WORK TO COMPLETE
Return the material word for word. Do not include the pictures.
-------------------------
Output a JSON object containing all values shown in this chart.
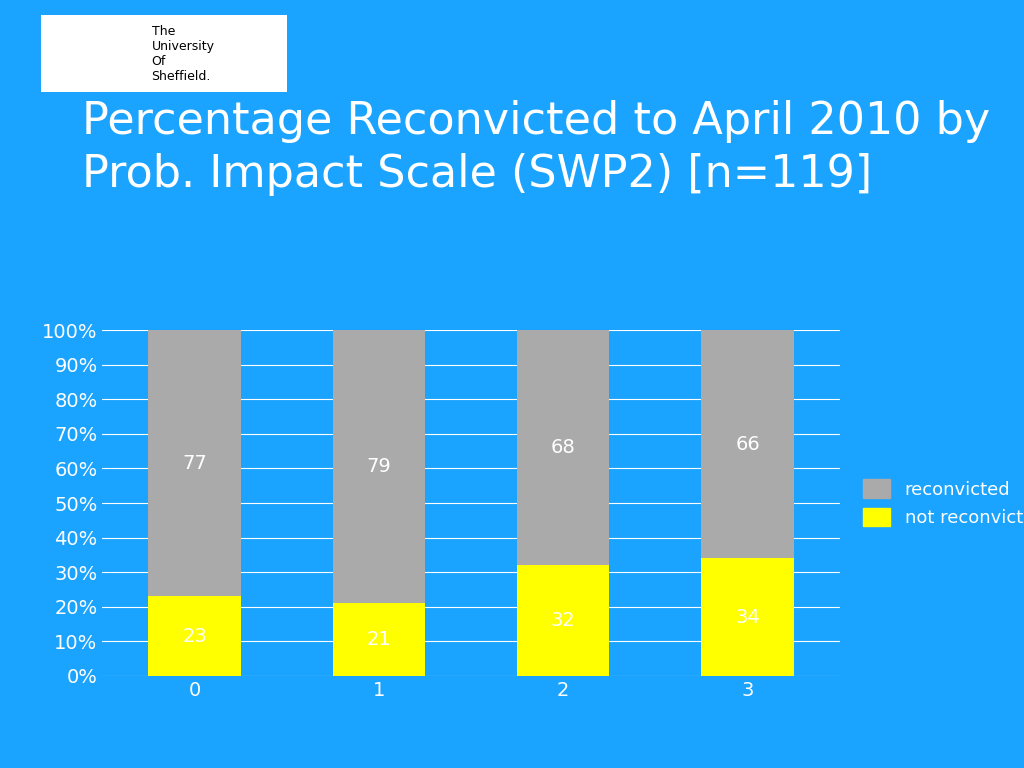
{
  "title": "Percentage Reconvicted to April 2010 by\nProb. Impact Scale (SWP2) [n=119]",
  "background_color": "#1aa3ff",
  "plot_bg_color": "#1aa3ff",
  "categories": [
    0,
    1,
    2,
    3
  ],
  "not_reconvicted": [
    23,
    21,
    32,
    34
  ],
  "reconvicted": [
    77,
    79,
    68,
    66
  ],
  "bar_color_yellow": "#ffff00",
  "bar_color_gray": "#aaaaaa",
  "grid_color": "#ffffff",
  "text_color": "#ffffff",
  "title_fontsize": 32,
  "tick_fontsize": 14,
  "legend_fontsize": 13,
  "label_fontsize": 14,
  "ylim": [
    0,
    100
  ],
  "yticks": [
    0,
    10,
    20,
    30,
    40,
    50,
    60,
    70,
    80,
    90,
    100
  ],
  "ytick_labels": [
    "0%",
    "10%",
    "20%",
    "30%",
    "40%",
    "50%",
    "60%",
    "70%",
    "80%",
    "90%",
    "100%"
  ]
}
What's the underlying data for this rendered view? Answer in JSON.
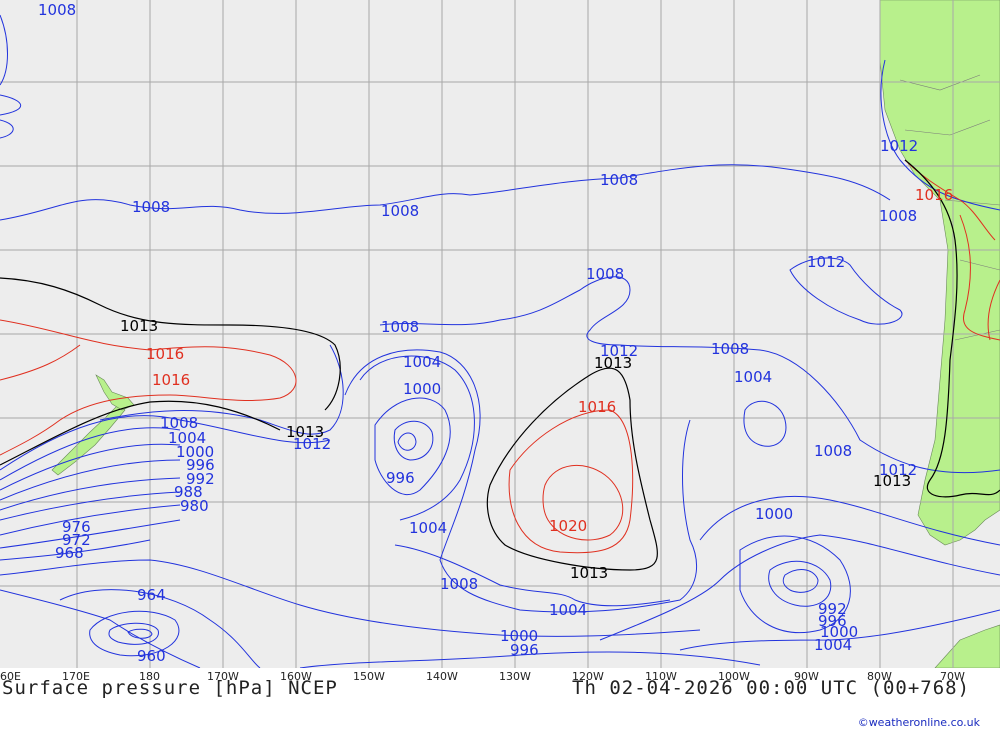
{
  "title": "Surface pressure [hPa] NCEP",
  "datetime": "Th 02-04-2026 00:00 UTC (00+768)",
  "credit": "©weatheronline.co.uk",
  "colors": {
    "low_isobar": "#2233dd",
    "high_isobar": "#e03020",
    "mean_isobar": "#000000",
    "land": "#b8f08c",
    "sea": "#ededed",
    "grid": "#a8a8a8"
  },
  "lon_labels": [
    "60E",
    "170E",
    "180",
    "170W",
    "160W",
    "150W",
    "140W",
    "130W",
    "120W",
    "110W",
    "100W",
    "90W",
    "80W",
    "70W"
  ],
  "isobar_labels": [
    {
      "text": "1008",
      "c": "blue"
    },
    {
      "text": "1008",
      "c": "blue"
    },
    {
      "text": "1008",
      "c": "blue"
    },
    {
      "text": "1008",
      "c": "blue"
    },
    {
      "text": "1012",
      "c": "blue"
    },
    {
      "text": "1016",
      "c": "red"
    },
    {
      "text": "1008",
      "c": "blue"
    },
    {
      "text": "1008",
      "c": "blue"
    },
    {
      "text": "1012",
      "c": "blue"
    },
    {
      "text": "1013",
      "c": "black"
    },
    {
      "text": "1016",
      "c": "red"
    },
    {
      "text": "1016",
      "c": "red"
    },
    {
      "text": "1008",
      "c": "blue"
    },
    {
      "text": "1004",
      "c": "blue"
    },
    {
      "text": "1000",
      "c": "blue"
    },
    {
      "text": "1012",
      "c": "blue"
    },
    {
      "text": "1013",
      "c": "black"
    },
    {
      "text": "996",
      "c": "blue"
    },
    {
      "text": "1012",
      "c": "blue"
    },
    {
      "text": "1013",
      "c": "black"
    },
    {
      "text": "1016",
      "c": "red"
    },
    {
      "text": "1020",
      "c": "red"
    },
    {
      "text": "1013",
      "c": "black"
    },
    {
      "text": "1008",
      "c": "blue"
    },
    {
      "text": "1004",
      "c": "blue"
    },
    {
      "text": "1008",
      "c": "blue"
    },
    {
      "text": "1013",
      "c": "black"
    },
    {
      "text": "1012",
      "c": "blue"
    },
    {
      "text": "1000",
      "c": "blue"
    },
    {
      "text": "1008",
      "c": "blue"
    },
    {
      "text": "1004",
      "c": "blue"
    },
    {
      "text": "1000",
      "c": "blue"
    },
    {
      "text": "996",
      "c": "blue"
    },
    {
      "text": "992",
      "c": "blue"
    },
    {
      "text": "996",
      "c": "blue"
    },
    {
      "text": "1000",
      "c": "blue"
    },
    {
      "text": "1004",
      "c": "blue"
    },
    {
      "text": "1008",
      "c": "blue"
    },
    {
      "text": "1004",
      "c": "blue"
    },
    {
      "text": "1000",
      "c": "blue"
    },
    {
      "text": "996",
      "c": "blue"
    },
    {
      "text": "992",
      "c": "blue"
    },
    {
      "text": "988",
      "c": "blue"
    },
    {
      "text": "980",
      "c": "blue"
    },
    {
      "text": "976",
      "c": "blue"
    },
    {
      "text": "972",
      "c": "blue"
    },
    {
      "text": "968",
      "c": "blue"
    },
    {
      "text": "964",
      "c": "blue"
    },
    {
      "text": "960",
      "c": "blue"
    },
    {
      "text": "1000",
      "c": "blue"
    },
    {
      "text": "996",
      "c": "blue"
    },
    {
      "text": "1004",
      "c": "blue"
    }
  ]
}
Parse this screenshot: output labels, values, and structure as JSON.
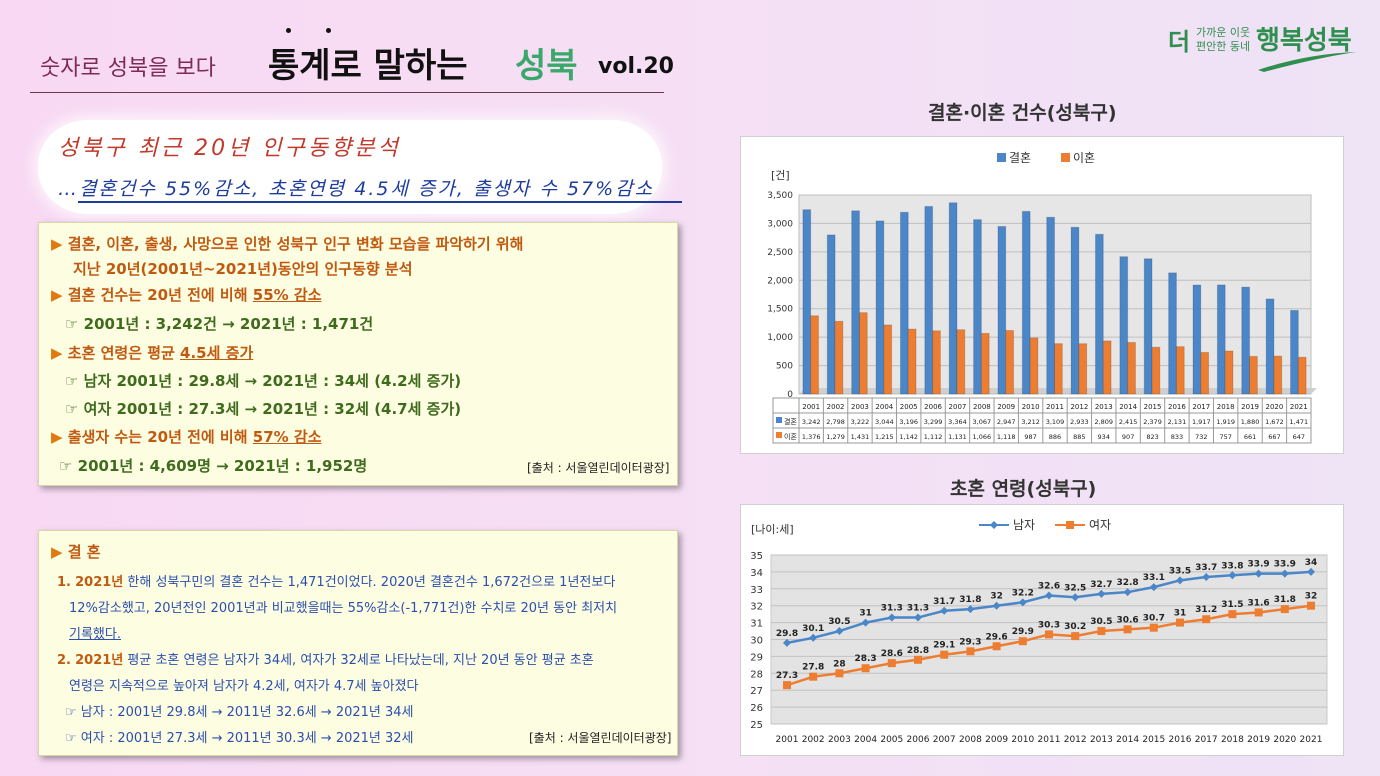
-------------------------
WRITTEN ANSWER
Output a JSON object containing all values shown in this chart.
{
  "title": "Percentage Reconvicted to April 2010 by\nProb. Impact Scale (SWP2) [n=119]",
  "background_color": "#1aa3ff",
  "plot_bg_color": "#1aa3ff",
  "categories": [
    0,
    1,
    2,
    3
  ],
  "not_reconvicted": [
    23,
    21,
    32,
    34
  ],
  "reconvicted": [
    77,
    79,
    68,
    66
  ],
  "bar_color_yellow": "#ffff00",
  "bar_color_gray": "#aaaaaa",
  "grid_color": "#ffffff",
  "text_color": "#ffffff",
  "title_fontsize": 32,
  "tick_fontsize": 14,
  "legend_fontsize": 13,
  "label_fontsize": 14,
  "ylim": [
    0,
    100
  ],
  "yticks": [
    0,
    10,
    20,
    30,
    40,
    50,
    60,
    70,
    80,
    90,
    100
  ],
  "ytick_labels": [
    "0%",
    "10%",
    "20%",
    "30%",
    "40%",
    "50%",
    "60%",
    "70%",
    "80%",
    "90%",
    "100%"
  ]
}
What's the underlying data for this rendered view? Answer in JSON.
{
  "title": "Surface pressure [hPa] NCEP",
  "datetime": "Th 02-04-2026 00:00 UTC (00+768)",
  "credit": "©weatheronline.co.uk",
  "colors": {
    "low_isobar": "#2233dd",
    "high_isobar": "#e03020",
    "mean_isobar": "#000000",
    "land": "#b8f08c",
    "sea": "#ededed",
    "grid": "#a8a8a8"
  },
  "lon_labels": [
    "60E",
    "170E",
    "180",
    "170W",
    "160W",
    "150W",
    "140W",
    "130W",
    "120W",
    "110W",
    "100W",
    "90W",
    "80W",
    "70W"
  ],
  "isobar_labels": [
    {
      "text": "1008",
      "c": "blue"
    },
    {
      "text": "1008",
      "c": "blue"
    },
    {
      "text": "1008",
      "c": "blue"
    },
    {
      "text": "1008",
      "c": "blue"
    },
    {
      "text": "1012",
      "c": "blue"
    },
    {
      "text": "1016",
      "c": "red"
    },
    {
      "text": "1008",
      "c": "blue"
    },
    {
      "text": "1008",
      "c": "blue"
    },
    {
      "text": "1012",
      "c": "blue"
    },
    {
      "text": "1013",
      "c": "black"
    },
    {
      "text": "1016",
      "c": "red"
    },
    {
      "text": "1016",
      "c": "red"
    },
    {
      "text": "1008",
      "c": "blue"
    },
    {
      "text": "1004",
      "c": "blue"
    },
    {
      "text": "1000",
      "c": "blue"
    },
    {
      "text": "1012",
      "c": "blue"
    },
    {
      "text": "1013",
      "c": "black"
    },
    {
      "text": "996",
      "c": "blue"
    },
    {
      "text": "1012",
      "c": "blue"
    },
    {
      "text": "1013",
      "c": "black"
    },
    {
      "text": "1016",
      "c": "red"
    },
    {
      "text": "1020",
      "c": "red"
    },
    {
      "text": "1013",
      "c": "black"
    },
    {
      "text": "1008",
      "c": "blue"
    },
    {
      "text": "1004",
      "c": "blue"
    },
    {
      "text": "1008",
      "c": "blue"
    },
    {
      "text": "1013",
      "c": "black"
    },
    {
      "text": "1012",
      "c": "blue"
    },
    {
      "text": "1000",
      "c": "blue"
    },
    {
      "text": "1008",
      "c": "blue"
    },
    {
      "text": "1004",
      "c": "blue"
    },
    {
      "text": "1000",
      "c": "blue"
    },
    {
      "text": "996",
      "c": "blue"
    },
    {
      "text": "992",
      "c": "blue"
    },
    {
      "text": "996",
      "c": "blue"
    },
    {
      "text": "1000",
      "c": "blue"
    },
    {
      "text": "1004",
      "c": "blue"
    },
    {
      "text": "1008",
      "c": "blue"
    },
    {
      "text": "1004",
      "c": "blue"
    },
    {
      "text": "1000",
      "c": "blue"
    },
    {
      "text": "996",
      "c": "blue"
    },
    {
      "text": "992",
      "c": "blue"
    },
    {
      "text": "988",
      "c": "blue"
    },
    {
      "text": "980",
      "c": "blue"
    },
    {
      "text": "976",
      "c": "blue"
    },
    {
      "text": "972",
      "c": "blue"
    },
    {
      "text": "968",
      "c": "blue"
    },
    {
      "text": "964",
      "c": "blue"
    },
    {
      "text": "960",
      "c": "blue"
    },
    {
      "text": "1000",
      "c": "blue"
    },
    {
      "text": "996",
      "c": "blue"
    },
    {
      "text": "1004",
      "c": "blue"
    }
  ]
}
Parse this screenshot: output labels, values, and structure as JSON.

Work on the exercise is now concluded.